##### RECORDS SUPPLIED #####
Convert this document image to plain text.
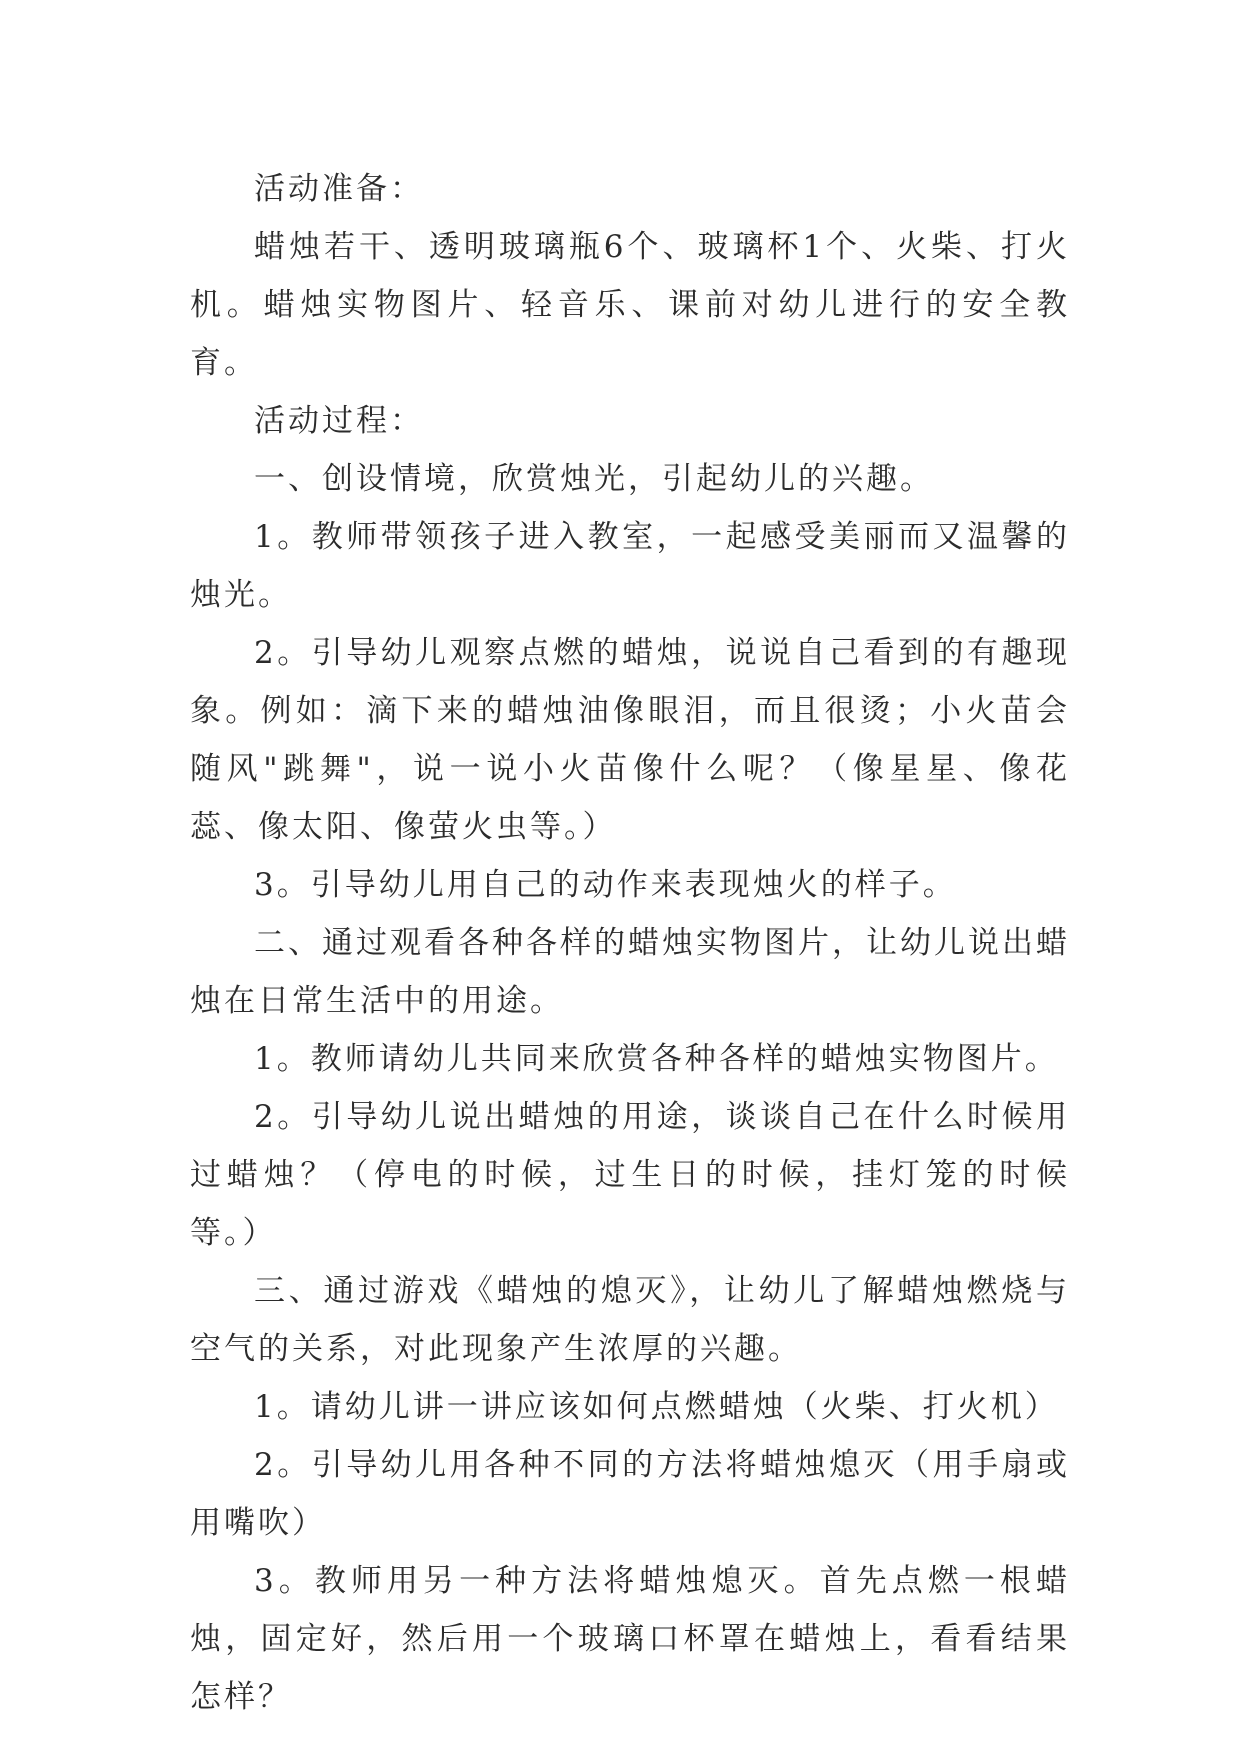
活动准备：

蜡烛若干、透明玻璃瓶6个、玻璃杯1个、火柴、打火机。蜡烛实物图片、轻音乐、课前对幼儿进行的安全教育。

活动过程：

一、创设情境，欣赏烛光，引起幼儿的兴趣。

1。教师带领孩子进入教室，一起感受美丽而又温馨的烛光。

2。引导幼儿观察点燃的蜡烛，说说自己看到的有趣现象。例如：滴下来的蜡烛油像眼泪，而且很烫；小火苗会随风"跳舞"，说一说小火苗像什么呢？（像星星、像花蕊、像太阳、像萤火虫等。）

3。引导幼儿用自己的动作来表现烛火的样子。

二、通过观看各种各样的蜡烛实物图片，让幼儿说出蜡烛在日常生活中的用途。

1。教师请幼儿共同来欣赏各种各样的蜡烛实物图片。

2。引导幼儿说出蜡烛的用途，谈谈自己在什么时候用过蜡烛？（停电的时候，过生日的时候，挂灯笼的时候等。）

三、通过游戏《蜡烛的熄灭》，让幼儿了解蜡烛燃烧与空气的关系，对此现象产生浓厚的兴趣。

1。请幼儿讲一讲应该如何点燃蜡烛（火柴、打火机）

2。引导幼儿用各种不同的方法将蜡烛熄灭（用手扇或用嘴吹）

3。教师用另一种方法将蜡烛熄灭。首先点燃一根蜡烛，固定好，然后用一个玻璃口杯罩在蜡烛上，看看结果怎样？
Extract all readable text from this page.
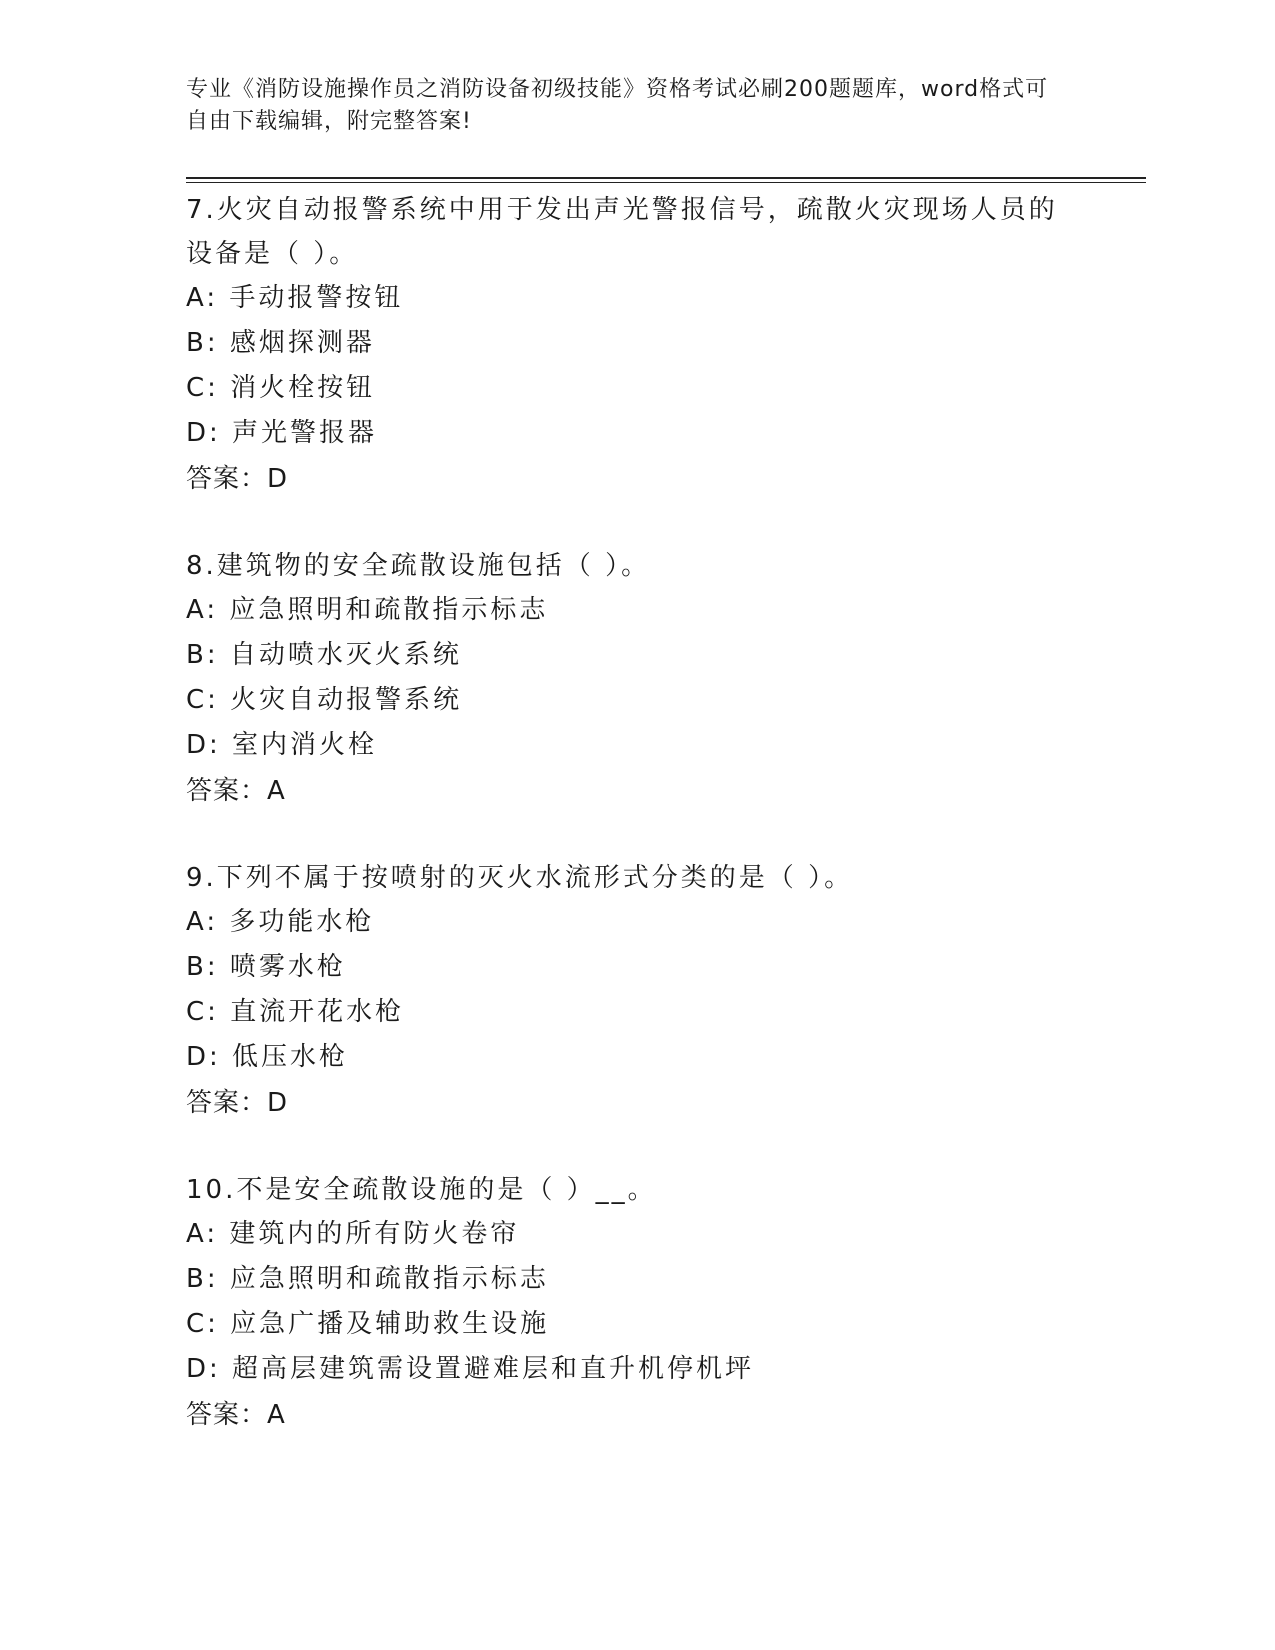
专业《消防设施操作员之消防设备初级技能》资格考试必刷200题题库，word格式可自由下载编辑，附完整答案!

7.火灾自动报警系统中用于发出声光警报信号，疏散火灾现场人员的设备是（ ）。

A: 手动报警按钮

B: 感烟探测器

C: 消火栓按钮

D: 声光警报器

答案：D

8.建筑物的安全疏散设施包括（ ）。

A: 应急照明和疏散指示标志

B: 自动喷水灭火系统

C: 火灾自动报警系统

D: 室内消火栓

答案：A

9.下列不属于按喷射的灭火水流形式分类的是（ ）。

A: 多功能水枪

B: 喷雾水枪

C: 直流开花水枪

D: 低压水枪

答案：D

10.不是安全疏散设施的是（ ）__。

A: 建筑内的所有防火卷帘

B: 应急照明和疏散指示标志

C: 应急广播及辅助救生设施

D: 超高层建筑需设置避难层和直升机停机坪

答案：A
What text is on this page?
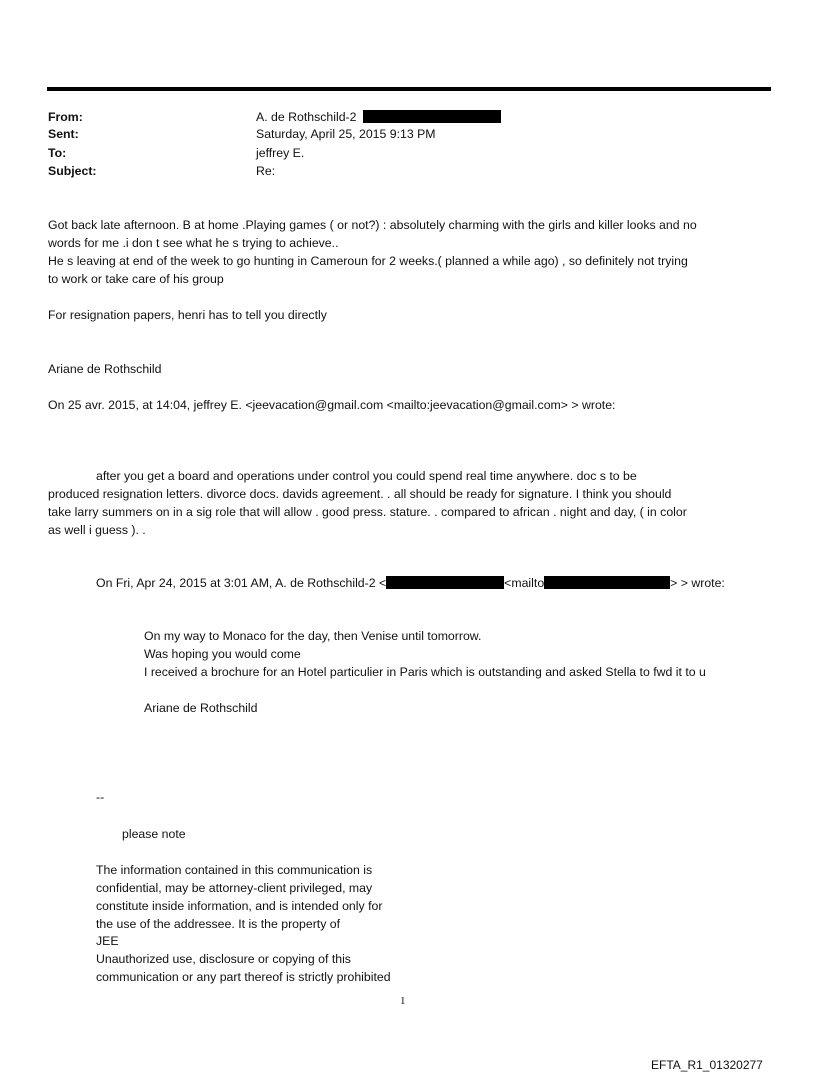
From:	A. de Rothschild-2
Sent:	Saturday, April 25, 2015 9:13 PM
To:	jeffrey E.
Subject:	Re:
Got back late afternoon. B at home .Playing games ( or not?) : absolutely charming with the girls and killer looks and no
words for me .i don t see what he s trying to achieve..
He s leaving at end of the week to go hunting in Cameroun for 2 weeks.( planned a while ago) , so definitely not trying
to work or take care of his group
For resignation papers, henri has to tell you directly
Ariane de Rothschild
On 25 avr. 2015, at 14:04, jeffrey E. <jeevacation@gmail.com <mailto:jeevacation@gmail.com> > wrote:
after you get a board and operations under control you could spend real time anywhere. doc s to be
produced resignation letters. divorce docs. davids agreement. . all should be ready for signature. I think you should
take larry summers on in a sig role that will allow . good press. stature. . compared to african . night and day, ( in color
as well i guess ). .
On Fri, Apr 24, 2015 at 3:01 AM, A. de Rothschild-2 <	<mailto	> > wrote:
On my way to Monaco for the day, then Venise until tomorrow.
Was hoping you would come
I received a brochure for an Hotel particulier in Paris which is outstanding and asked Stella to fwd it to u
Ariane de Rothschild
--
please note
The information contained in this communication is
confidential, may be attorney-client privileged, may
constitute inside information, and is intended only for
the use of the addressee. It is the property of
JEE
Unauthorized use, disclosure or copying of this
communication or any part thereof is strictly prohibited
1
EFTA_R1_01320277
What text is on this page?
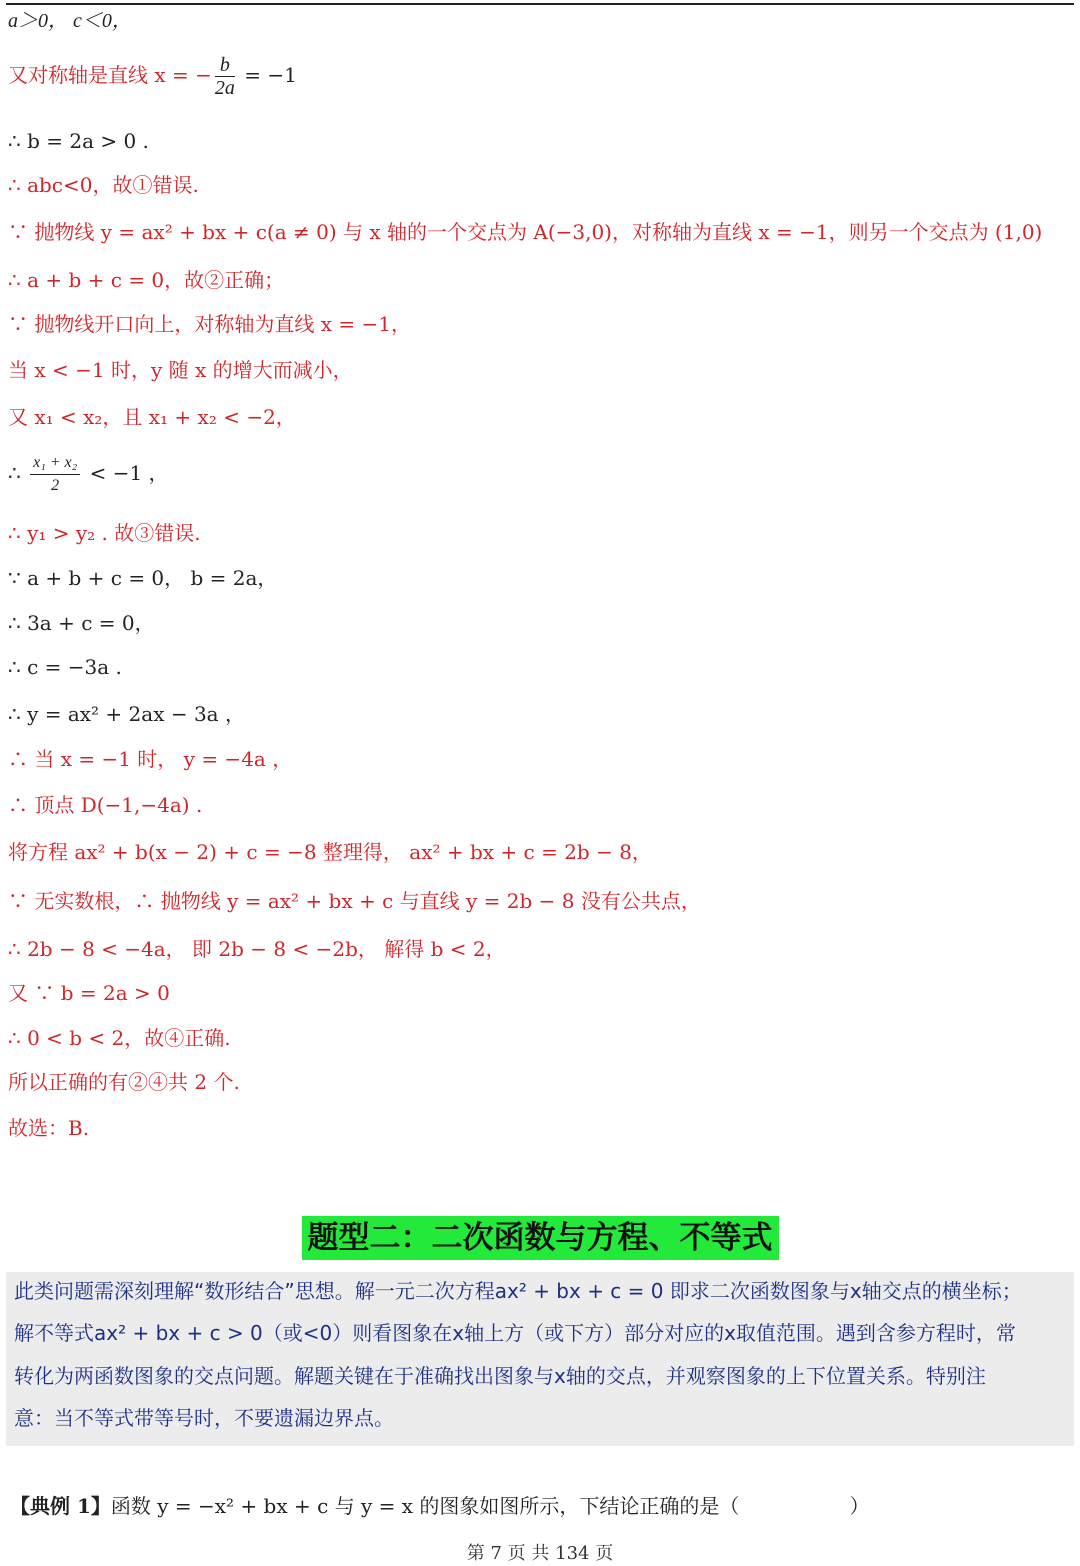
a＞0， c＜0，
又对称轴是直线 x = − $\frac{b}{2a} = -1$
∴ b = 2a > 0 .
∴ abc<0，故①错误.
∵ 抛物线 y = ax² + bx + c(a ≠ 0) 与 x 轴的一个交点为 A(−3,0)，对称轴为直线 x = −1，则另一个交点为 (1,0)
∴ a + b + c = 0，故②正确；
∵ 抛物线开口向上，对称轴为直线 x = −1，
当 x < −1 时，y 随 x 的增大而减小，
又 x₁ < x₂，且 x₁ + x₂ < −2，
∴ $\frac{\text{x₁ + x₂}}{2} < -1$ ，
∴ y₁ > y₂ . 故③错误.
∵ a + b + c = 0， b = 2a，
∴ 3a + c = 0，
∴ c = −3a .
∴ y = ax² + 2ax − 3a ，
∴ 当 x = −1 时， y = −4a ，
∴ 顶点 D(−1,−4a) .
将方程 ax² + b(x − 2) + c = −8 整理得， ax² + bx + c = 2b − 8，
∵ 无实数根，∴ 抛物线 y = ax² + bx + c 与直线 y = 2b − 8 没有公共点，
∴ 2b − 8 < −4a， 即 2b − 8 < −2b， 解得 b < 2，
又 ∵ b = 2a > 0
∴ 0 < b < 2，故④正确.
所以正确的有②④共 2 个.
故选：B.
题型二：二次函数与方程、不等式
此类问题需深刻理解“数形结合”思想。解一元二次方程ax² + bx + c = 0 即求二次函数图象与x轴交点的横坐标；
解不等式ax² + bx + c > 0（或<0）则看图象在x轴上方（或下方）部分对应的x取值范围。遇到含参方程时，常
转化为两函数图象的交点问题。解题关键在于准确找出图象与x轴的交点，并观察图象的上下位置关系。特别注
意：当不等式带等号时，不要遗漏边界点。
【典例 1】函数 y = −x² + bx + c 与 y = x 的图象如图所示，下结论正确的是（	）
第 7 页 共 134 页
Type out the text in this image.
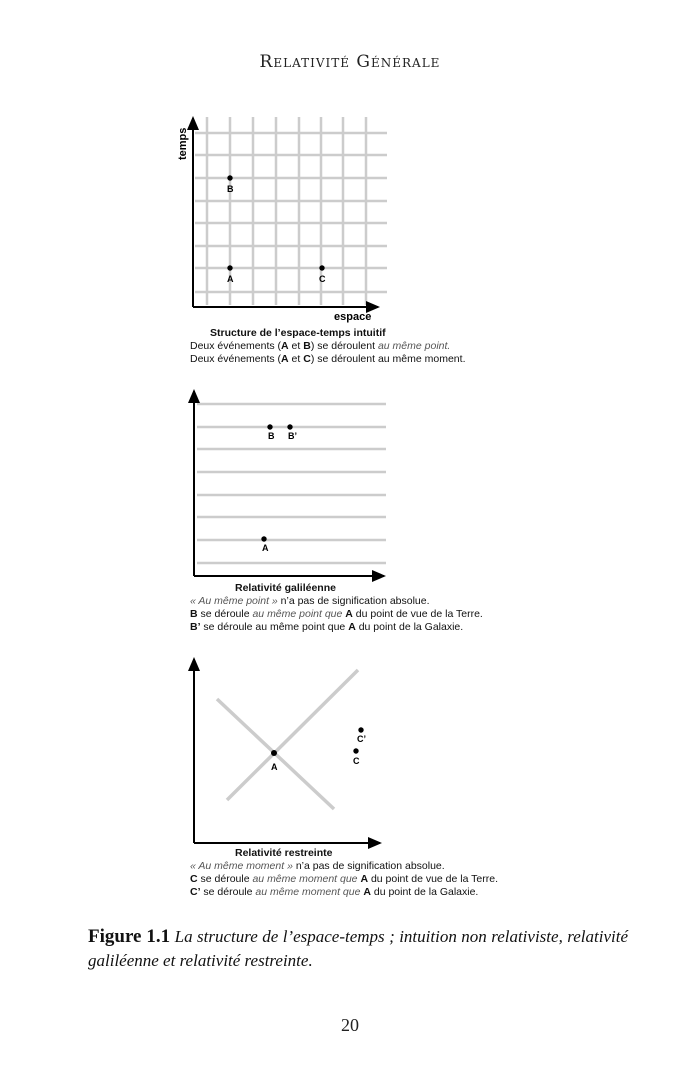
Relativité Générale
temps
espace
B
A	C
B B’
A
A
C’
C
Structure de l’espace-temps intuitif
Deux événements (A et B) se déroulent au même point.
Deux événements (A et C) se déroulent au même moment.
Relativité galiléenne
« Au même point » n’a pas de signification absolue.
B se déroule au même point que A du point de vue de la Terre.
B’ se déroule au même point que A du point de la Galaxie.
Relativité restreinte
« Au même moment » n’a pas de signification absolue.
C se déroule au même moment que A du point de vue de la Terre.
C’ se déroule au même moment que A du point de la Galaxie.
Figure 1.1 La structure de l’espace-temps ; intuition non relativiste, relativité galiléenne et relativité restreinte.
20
#####
### [YOUR INSTRUCTIONS]
From the records above, pull out every line containing the word "trying".

### [PROBLEM SOLUTION]
words for me .i don t see what he s trying to achieve..
He s leaving at end of the week to go hunting in Cameroun for 2 weeks.( planned a while ago) , so definitely not trying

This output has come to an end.